## [Page extract]
>>>

Goldenseal Back Roads: Winter 2009

Chapel to a Little Boy

It stands on a wooded knoll, just off the Sago Road that leads to the site of the 2006 mining tragedy.
The sign on the little chapel reads "Randy Brown Memorial Chapel, Hampton MYF 1966." Immediately inside the door of this steeple-topped miniature chapel hangs a fading color portrait of Randy Brown, who died in 1965 at the age of 7.
The chapel interior is plain - white walls; four short, simple, low pews facing a slightly elevated platform; and a simple pulpit upon which rests an open Bible. A few children's books are scattered across the front pew. A window made of glass blocks arranged in the shape of a cross is at the center of the front wall. Glass-block windows on each side wall contribute what light the overhanging trees permit.
A poem hangs above a podium toward the rear of the chapel; a registration book rests on the podium. The signatures indicate a steady stream of visitors, local and distant, whose visit to the chapel and Childrens Memorial Park raised more questions than answers. Who was Randy Brown? What claimed him at such a young age? What was so special about his life that it compelled those around him to erect this memorial?

<<<

## [Data records]
>>>

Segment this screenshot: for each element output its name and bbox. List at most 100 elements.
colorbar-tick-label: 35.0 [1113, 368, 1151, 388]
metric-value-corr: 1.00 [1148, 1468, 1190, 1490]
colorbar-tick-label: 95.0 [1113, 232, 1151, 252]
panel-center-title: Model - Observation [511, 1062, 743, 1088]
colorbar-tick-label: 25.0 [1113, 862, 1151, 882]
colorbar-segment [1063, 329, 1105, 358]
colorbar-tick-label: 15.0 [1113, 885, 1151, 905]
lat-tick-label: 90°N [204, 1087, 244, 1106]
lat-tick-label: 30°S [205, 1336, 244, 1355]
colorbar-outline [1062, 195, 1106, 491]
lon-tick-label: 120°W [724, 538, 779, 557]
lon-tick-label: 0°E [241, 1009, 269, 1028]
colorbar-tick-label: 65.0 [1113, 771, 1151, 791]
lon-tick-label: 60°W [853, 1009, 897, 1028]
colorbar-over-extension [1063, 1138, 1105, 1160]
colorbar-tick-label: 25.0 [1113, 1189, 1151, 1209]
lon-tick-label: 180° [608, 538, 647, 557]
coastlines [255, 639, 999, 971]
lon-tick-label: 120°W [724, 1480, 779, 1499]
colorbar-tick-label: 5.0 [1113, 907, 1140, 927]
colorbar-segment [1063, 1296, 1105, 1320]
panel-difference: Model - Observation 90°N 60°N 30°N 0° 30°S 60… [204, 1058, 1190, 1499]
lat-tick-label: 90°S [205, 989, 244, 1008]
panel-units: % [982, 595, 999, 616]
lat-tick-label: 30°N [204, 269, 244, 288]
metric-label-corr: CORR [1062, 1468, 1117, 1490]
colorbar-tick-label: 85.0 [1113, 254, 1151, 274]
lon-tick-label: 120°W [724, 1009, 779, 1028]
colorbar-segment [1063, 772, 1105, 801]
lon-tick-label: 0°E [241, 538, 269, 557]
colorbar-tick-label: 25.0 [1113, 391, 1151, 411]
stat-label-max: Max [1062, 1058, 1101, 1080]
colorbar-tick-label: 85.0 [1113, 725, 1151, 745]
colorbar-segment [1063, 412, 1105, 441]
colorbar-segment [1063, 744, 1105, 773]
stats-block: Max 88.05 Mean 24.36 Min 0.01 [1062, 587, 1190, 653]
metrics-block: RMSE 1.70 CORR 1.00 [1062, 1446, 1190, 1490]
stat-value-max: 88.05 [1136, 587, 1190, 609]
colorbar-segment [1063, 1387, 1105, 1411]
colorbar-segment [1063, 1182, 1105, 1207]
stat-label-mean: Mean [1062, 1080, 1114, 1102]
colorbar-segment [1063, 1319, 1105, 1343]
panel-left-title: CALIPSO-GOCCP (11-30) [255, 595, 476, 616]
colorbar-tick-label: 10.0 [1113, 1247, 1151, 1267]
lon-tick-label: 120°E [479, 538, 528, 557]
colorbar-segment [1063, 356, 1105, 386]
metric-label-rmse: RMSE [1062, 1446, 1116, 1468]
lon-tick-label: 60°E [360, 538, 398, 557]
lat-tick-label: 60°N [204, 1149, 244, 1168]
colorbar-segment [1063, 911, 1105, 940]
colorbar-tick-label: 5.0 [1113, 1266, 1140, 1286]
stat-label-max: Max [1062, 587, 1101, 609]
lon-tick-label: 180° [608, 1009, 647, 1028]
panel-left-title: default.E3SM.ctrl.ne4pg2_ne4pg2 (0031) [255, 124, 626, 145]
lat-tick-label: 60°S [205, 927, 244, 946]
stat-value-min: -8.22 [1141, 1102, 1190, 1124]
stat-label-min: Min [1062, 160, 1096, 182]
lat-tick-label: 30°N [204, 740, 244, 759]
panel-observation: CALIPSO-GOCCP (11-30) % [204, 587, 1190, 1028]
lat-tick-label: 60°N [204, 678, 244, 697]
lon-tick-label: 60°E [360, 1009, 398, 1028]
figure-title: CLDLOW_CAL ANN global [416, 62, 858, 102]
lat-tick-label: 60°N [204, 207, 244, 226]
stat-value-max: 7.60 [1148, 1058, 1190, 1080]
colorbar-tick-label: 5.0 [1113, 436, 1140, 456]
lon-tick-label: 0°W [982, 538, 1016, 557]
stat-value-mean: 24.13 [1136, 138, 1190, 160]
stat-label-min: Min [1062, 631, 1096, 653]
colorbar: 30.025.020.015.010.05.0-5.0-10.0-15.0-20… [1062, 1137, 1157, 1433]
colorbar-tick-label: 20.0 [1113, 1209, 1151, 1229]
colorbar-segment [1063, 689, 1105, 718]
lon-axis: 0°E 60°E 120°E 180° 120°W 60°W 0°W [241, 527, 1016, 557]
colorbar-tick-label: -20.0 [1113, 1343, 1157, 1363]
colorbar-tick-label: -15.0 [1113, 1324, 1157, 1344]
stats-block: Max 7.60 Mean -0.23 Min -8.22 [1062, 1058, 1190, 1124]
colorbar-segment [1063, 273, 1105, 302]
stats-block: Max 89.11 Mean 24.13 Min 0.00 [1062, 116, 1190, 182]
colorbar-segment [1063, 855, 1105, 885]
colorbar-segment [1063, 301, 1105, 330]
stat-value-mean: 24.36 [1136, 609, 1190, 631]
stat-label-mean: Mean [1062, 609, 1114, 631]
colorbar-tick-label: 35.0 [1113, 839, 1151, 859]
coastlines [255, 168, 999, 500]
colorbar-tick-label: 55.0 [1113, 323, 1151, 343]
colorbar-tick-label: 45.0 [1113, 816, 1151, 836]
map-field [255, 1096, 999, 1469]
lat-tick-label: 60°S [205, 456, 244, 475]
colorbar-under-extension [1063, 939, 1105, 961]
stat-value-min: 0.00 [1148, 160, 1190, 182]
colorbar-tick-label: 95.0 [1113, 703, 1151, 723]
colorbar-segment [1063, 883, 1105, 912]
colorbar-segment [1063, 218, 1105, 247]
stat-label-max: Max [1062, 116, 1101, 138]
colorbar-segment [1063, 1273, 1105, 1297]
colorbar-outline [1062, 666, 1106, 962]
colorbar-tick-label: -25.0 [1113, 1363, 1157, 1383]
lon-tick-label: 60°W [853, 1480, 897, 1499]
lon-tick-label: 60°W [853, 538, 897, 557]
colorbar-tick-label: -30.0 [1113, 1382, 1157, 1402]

<<<

## [Directives]
a – In the chapel text, edit the passage from "It stands on" to "overhanging trees permit.", swapping "pews" for "benches".
b – Turn the chapel text's paragraph beginning "The chapel interior is plain" into a bulleted list of its main facts.
c – What questions does the chapel text say the visits to the chapel and Childrens Memorial Park raised? List them all.

## [Task-by-task results]
a –
It stands on a wooded knoll, just off the Sago Road that leads to the site of the 2006 mining tragedy.
The sign on the little chapel reads "Randy Brown Memorial Chapel, Hampton MYF 1966." Immediately inside the door of this steeple-topped miniature chapel hangs a fading color portrait of Randy Brown, who died in 1965 at the age of 7.
The chapel interior is plain - white walls; four short, simple, low benches facing a slightly elevated platform; and a simple pulpit upon which rests an open Bible. A few children's books are scattered across the front pew. A window made of glass blocks arranged in the shape of a cross is at the center of the front wall. Glass-block windows on each side wall contribute what light the overhanging trees permit.

b –
- White walls
- Four short, simple, low pews facing a slightly elevated platform
- A simple pulpit holding an open Bible
- A few children's books scattered across the front pew
- A glass-block window shaped like a cross at the center of the front wall
- Glass-block windows on each side wall letting in what light the overhanging trees permit

c –
- Who was Randy Brown?
- What claimed him at such a young age?
- What was so special about his life that it compelled those around him to erect this memorial?